** begin **
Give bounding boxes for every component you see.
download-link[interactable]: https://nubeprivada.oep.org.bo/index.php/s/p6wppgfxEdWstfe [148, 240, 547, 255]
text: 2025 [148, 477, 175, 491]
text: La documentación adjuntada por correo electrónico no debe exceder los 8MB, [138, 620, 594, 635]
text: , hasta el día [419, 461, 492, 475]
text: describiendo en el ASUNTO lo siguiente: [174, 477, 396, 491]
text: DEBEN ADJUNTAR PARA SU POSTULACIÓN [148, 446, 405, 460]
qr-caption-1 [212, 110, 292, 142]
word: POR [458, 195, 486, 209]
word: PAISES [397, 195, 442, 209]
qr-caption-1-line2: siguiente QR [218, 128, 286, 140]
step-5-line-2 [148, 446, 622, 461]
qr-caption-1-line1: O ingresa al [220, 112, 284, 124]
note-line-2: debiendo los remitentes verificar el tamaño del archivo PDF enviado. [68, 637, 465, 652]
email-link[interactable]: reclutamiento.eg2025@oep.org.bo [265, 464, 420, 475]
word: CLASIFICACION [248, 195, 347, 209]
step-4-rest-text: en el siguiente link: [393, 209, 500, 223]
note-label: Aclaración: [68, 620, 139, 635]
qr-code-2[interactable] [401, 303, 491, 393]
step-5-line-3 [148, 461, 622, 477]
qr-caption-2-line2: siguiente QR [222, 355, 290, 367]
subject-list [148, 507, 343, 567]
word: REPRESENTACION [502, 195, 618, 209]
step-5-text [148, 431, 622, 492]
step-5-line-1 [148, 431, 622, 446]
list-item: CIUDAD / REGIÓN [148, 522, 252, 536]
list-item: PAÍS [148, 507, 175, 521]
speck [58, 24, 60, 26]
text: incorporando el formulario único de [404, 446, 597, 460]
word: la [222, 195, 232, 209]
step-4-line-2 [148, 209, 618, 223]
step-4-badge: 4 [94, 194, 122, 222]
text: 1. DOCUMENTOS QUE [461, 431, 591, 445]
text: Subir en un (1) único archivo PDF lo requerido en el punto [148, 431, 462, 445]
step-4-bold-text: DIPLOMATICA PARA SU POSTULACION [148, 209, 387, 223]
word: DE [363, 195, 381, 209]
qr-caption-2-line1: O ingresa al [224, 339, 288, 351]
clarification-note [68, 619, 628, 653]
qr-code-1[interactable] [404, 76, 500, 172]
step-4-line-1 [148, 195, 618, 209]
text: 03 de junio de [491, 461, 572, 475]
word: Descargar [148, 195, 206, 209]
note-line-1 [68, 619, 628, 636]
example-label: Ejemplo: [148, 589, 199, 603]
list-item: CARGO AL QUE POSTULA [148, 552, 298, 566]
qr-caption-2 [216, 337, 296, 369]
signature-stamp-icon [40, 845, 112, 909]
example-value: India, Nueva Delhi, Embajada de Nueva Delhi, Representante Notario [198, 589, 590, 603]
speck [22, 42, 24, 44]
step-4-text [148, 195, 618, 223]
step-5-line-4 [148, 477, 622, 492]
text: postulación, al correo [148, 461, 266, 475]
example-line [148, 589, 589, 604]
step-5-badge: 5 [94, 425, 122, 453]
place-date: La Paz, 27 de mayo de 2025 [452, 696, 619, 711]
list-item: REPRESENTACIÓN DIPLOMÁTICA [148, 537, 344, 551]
** end **
Written task =
Change "Aclaración" to "Nota" throughout the lines above, and give all the lines again with nothing else altered.

Response to this exercise =
Give bounding boxes for every component you see.
download-link[interactable]: https://nubeprivada.oep.org.bo/index.php/s/p6wppgfxEdWstfe [148, 240, 547, 255]
text: 2025 [148, 477, 175, 491]
text: La documentación adjuntada por correo electrónico no debe exceder los 8MB, [138, 620, 594, 635]
text: , hasta el día [419, 461, 492, 475]
text: describiendo en el ASUNTO lo siguiente: [174, 477, 396, 491]
text: DEBEN ADJUNTAR PARA SU POSTULACIÓN [148, 446, 405, 460]
qr-caption-1 [212, 110, 292, 142]
word: POR [458, 195, 486, 209]
word: PAISES [397, 195, 442, 209]
qr-caption-1-line2: siguiente QR [218, 128, 286, 140]
step-5-line-2 [148, 446, 622, 461]
qr-caption-1-line1: O ingresa al [220, 112, 284, 124]
note-line-2: debiendo los remitentes verificar el tamaño del archivo PDF enviado. [68, 637, 465, 652]
email-link[interactable]: reclutamiento.eg2025@oep.org.bo [265, 464, 420, 475]
word: CLASIFICACION [248, 195, 347, 209]
step-4-rest-text: en el siguiente link: [393, 209, 500, 223]
note-label: Nota: [68, 620, 139, 635]
qr-code-2[interactable] [401, 303, 491, 393]
step-5-line-3 [148, 461, 622, 477]
qr-caption-2-line2: siguiente QR [222, 355, 290, 367]
subject-list [148, 507, 343, 567]
word: REPRESENTACION [502, 195, 618, 209]
step-5-text [148, 431, 622, 492]
step-5-line-1 [148, 431, 622, 446]
list-item: CIUDAD / REGIÓN [148, 522, 252, 536]
list-item: PAÍS [148, 507, 175, 521]
speck [58, 24, 60, 26]
text: incorporando el formulario único de [404, 446, 597, 460]
word: la [222, 195, 232, 209]
step-4-line-2 [148, 209, 618, 223]
step-4-badge: 4 [94, 194, 122, 222]
text: 1. DOCUMENTOS QUE [461, 431, 591, 445]
text: Subir en un (1) único archivo PDF lo requerido en el punto [148, 431, 462, 445]
step-4-bold-text: DIPLOMATICA PARA SU POSTULACION [148, 209, 387, 223]
word: DE [363, 195, 381, 209]
qr-caption-2-line1: O ingresa al [224, 339, 288, 351]
clarification-note [68, 619, 628, 653]
qr-code-1[interactable] [404, 76, 500, 172]
step-4-line-1 [148, 195, 618, 209]
text: 03 de junio de [491, 461, 572, 475]
word: Descargar [148, 195, 206, 209]
note-line-1 [68, 619, 628, 636]
example-label: Ejemplo: [148, 589, 199, 603]
list-item: CARGO AL QUE POSTULA [148, 552, 298, 566]
qr-caption-2 [216, 337, 296, 369]
signature-stamp-icon [40, 845, 112, 909]
example-value: India, Nueva Delhi, Embajada de Nueva Delhi, Representante Notario [198, 589, 590, 603]
speck [22, 42, 24, 44]
step-4-text [148, 195, 618, 223]
step-5-line-4 [148, 477, 622, 492]
text: postulación, al correo [148, 461, 266, 475]
example-line [148, 589, 589, 604]
step-5-badge: 5 [94, 425, 122, 453]
place-date: La Paz, 27 de mayo de 2025 [452, 696, 619, 711]
list-item: REPRESENTACIÓN DIPLOMÁTICA [148, 537, 344, 551]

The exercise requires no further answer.